INPUT MATERIAL
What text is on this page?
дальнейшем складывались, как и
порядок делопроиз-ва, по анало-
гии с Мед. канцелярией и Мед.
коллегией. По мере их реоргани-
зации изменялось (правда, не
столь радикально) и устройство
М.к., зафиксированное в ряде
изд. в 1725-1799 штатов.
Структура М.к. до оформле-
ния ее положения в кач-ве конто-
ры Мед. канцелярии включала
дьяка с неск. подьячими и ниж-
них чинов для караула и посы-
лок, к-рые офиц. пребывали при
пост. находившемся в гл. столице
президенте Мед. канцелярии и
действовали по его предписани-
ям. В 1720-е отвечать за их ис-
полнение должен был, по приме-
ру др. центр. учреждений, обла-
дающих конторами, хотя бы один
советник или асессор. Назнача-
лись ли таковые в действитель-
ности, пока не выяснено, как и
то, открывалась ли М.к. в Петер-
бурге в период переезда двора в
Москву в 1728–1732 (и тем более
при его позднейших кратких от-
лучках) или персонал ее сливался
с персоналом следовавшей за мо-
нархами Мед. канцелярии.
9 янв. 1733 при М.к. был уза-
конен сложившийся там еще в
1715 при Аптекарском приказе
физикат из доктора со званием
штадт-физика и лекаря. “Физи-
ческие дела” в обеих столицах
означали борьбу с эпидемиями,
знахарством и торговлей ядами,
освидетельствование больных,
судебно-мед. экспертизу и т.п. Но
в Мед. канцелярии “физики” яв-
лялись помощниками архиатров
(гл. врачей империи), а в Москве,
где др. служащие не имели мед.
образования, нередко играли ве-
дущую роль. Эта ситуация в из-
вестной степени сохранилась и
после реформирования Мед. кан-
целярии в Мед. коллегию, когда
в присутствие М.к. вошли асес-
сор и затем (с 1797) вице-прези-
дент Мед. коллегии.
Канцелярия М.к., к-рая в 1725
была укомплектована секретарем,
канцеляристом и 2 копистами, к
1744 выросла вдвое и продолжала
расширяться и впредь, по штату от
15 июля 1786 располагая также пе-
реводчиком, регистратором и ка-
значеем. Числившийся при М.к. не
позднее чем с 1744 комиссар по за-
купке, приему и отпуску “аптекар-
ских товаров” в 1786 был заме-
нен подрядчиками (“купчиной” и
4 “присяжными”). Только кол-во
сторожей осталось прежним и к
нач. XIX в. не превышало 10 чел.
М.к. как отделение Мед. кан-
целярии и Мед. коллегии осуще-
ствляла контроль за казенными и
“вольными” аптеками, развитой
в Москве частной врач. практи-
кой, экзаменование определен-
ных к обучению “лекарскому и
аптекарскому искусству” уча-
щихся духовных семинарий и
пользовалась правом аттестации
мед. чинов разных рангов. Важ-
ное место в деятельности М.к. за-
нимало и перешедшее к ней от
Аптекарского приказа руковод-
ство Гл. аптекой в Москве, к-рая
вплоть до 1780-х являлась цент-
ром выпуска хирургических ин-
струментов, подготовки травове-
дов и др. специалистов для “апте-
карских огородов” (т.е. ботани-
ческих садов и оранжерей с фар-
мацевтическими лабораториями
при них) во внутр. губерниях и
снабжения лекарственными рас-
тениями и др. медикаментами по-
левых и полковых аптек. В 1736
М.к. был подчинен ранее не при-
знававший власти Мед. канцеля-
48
---
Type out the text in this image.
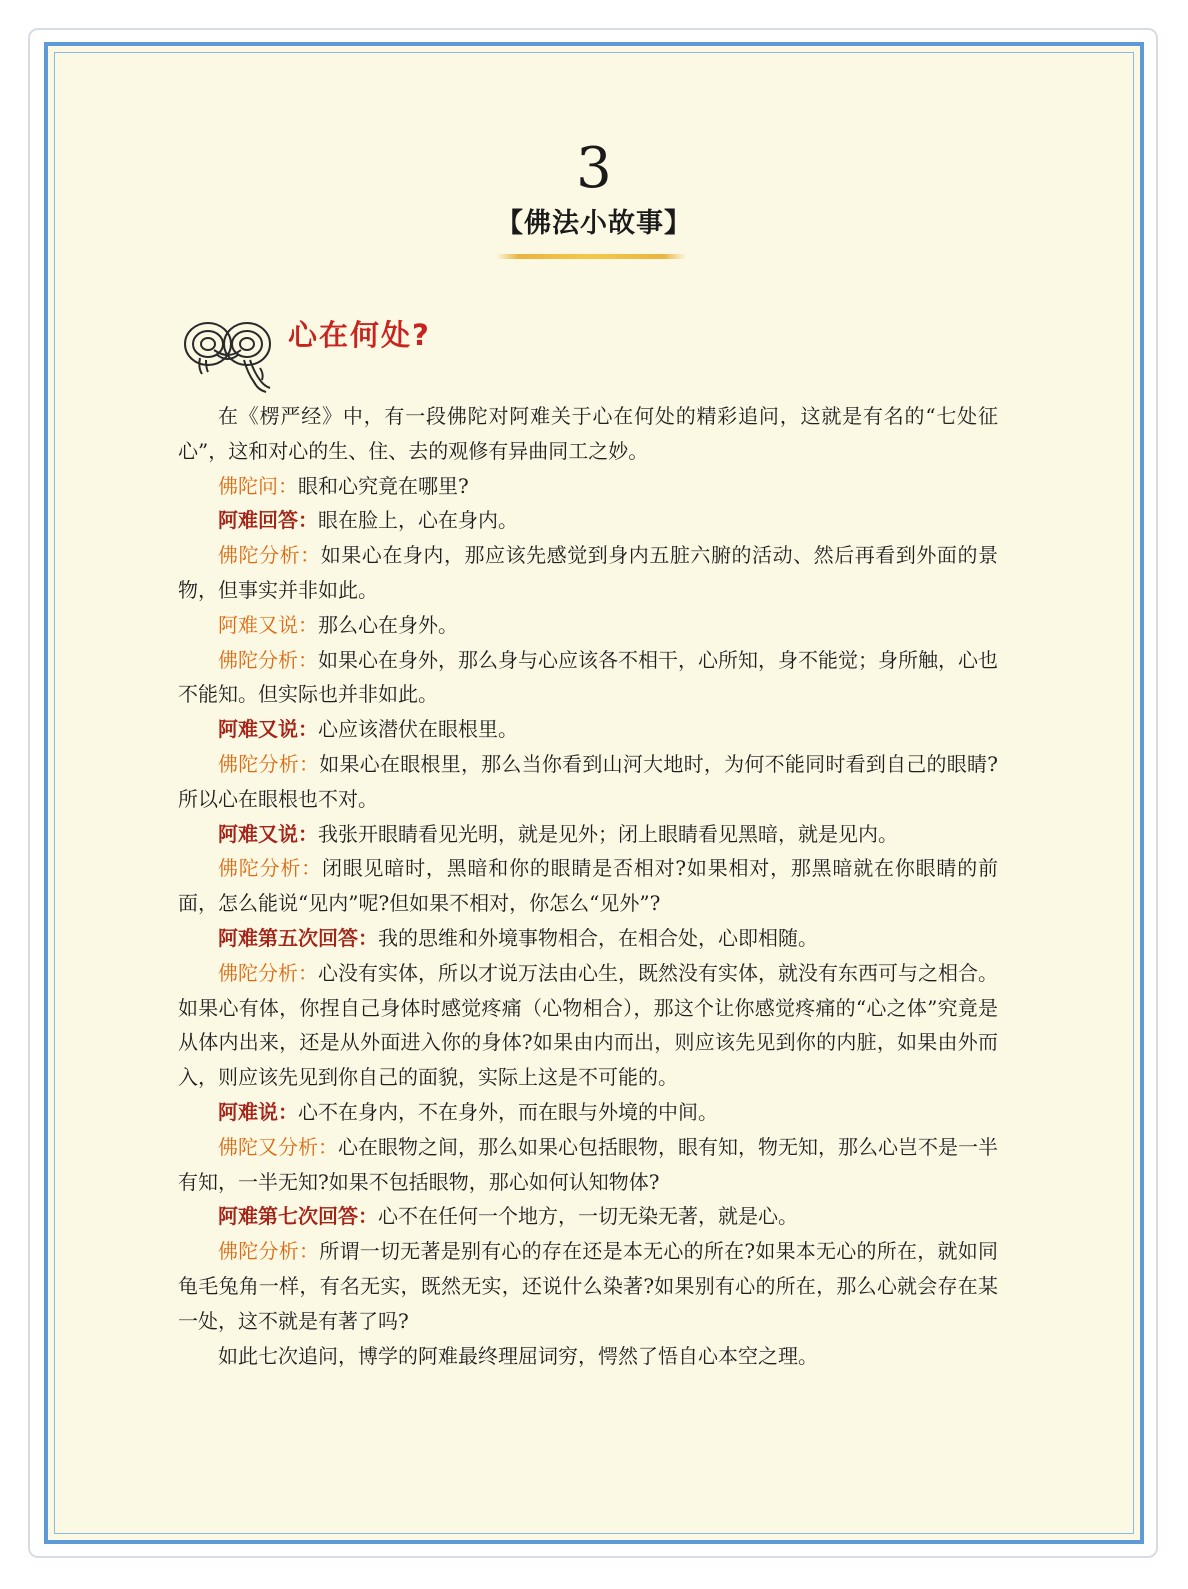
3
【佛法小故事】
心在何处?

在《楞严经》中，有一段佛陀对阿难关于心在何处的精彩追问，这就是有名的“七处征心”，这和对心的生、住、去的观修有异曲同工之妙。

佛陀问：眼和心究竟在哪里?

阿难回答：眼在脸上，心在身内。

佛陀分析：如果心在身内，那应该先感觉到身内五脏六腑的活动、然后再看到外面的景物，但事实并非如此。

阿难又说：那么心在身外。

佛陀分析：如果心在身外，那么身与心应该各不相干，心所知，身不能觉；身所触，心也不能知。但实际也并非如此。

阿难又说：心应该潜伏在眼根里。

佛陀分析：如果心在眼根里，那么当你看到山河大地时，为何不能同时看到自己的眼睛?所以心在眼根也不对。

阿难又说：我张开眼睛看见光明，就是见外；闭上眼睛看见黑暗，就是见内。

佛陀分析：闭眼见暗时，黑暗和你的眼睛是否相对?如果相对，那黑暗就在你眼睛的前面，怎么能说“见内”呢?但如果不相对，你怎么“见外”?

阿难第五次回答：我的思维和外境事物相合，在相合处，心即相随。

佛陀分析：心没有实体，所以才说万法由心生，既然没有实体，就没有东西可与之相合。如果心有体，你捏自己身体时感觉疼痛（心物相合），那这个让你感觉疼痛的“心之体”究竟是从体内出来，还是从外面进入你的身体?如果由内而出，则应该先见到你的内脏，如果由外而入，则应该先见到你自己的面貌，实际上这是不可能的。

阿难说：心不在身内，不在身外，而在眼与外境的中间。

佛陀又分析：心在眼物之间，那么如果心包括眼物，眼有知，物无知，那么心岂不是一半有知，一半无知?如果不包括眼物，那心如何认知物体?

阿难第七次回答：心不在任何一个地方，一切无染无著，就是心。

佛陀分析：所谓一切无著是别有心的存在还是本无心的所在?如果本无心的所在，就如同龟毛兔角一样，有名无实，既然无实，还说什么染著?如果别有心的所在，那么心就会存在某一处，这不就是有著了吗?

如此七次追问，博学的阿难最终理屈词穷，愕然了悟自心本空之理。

INSTRUCTIONS TO FOLLOW
Copy each line above where the string "this" occurs.

EXERCISE OUTPUT
What text is on this page?
Type out the text in this image.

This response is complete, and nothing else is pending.